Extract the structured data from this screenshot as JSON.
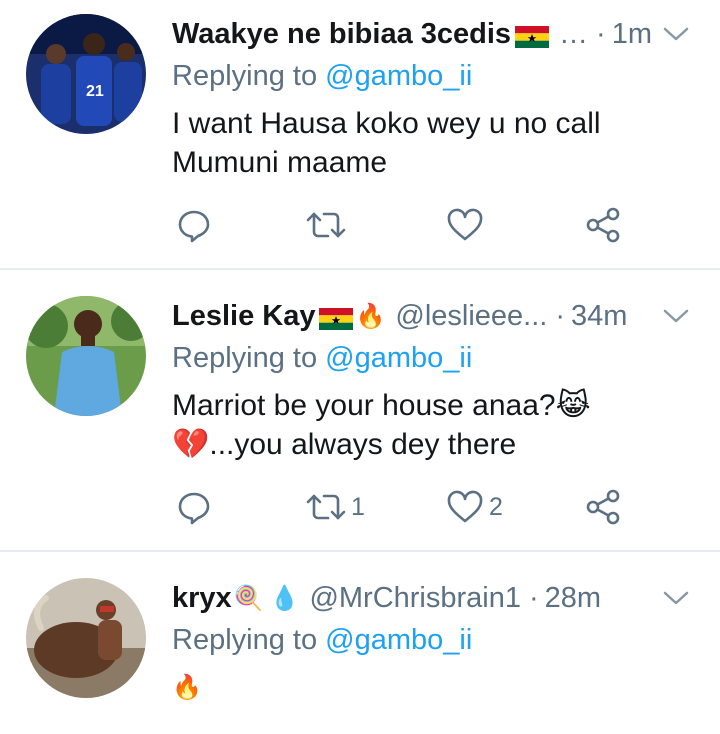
{
  "tweets": [
    {
      "name": "Waakye ne bibiaa 3cedis",
      "handle": "…",
      "time": "1m",
      "reply_prefix": "Replying to ",
      "reply_to": "@gambo_ii",
      "text_lines": [
        "I want Hausa koko wey u no call",
        "Mumuni maame"
      ],
      "retweets": "",
      "likes": ""
    },
    {
      "name": "Leslie Kay",
      "handle": "@leslieee...",
      "time": "34m",
      "reply_prefix": "Replying to ",
      "reply_to": "@gambo_ii",
      "text_lines": [
        "Marriot be your house anaa?😹",
        "💔...you always dey there"
      ],
      "retweets": "1",
      "likes": "2"
    },
    {
      "name": "kryx",
      "handle": "@MrChrisbrain1",
      "time": "28m",
      "reply_prefix": "Replying to ",
      "reply_to": "@gambo_ii",
      "text_lines": [
        "🔥"
      ],
      "retweets": "",
      "likes": ""
    }
  ],
  "separator": "·",
  "emojis": {
    "fire": "🔥",
    "lollipop": "🍭",
    "droplet": "💧"
  },
  "colors": {
    "accent": "#1da1f2",
    "muted": "#5b7083",
    "text": "#14171a",
    "divider": "#e6ecf0"
  },
  "icons": [
    "reply-icon",
    "retweet-icon",
    "like-icon",
    "share-icon",
    "chevron-down-icon"
  ]
}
——
DO THIS:
Print the entries above exactly, taking out only the pictures.

ANSWER IN FULL:
Extract the structured data from this screenshot as JSON.
{
  "tweets": [
    {
      "name": "Waakye ne bibiaa 3cedis",
      "handle": "…",
      "time": "1m",
      "reply_prefix": "Replying to ",
      "reply_to": "@gambo_ii",
      "text_lines": [
        "I want Hausa koko wey u no call",
        "Mumuni maame"
      ],
      "retweets": "",
      "likes": ""
    },
    {
      "name": "Leslie Kay",
      "handle": "@leslieee...",
      "time": "34m",
      "reply_prefix": "Replying to ",
      "reply_to": "@gambo_ii",
      "text_lines": [
        "Marriot be your house anaa?😹",
        "💔...you always dey there"
      ],
      "retweets": "1",
      "likes": "2"
    },
    {
      "name": "kryx",
      "handle": "@MrChrisbrain1",
      "time": "28m",
      "reply_prefix": "Replying to ",
      "reply_to": "@gambo_ii",
      "text_lines": [
        "🔥"
      ],
      "retweets": "",
      "likes": ""
    }
  ],
  "separator": "·",
  "emojis": {
    "fire": "🔥",
    "lollipop": "🍭",
    "droplet": "💧"
  },
  "colors": {
    "accent": "#1da1f2",
    "muted": "#5b7083",
    "text": "#14171a",
    "divider": "#e6ecf0"
  },
  "icons": [
    "reply-icon",
    "retweet-icon",
    "like-icon",
    "share-icon",
    "chevron-down-icon"
  ]
}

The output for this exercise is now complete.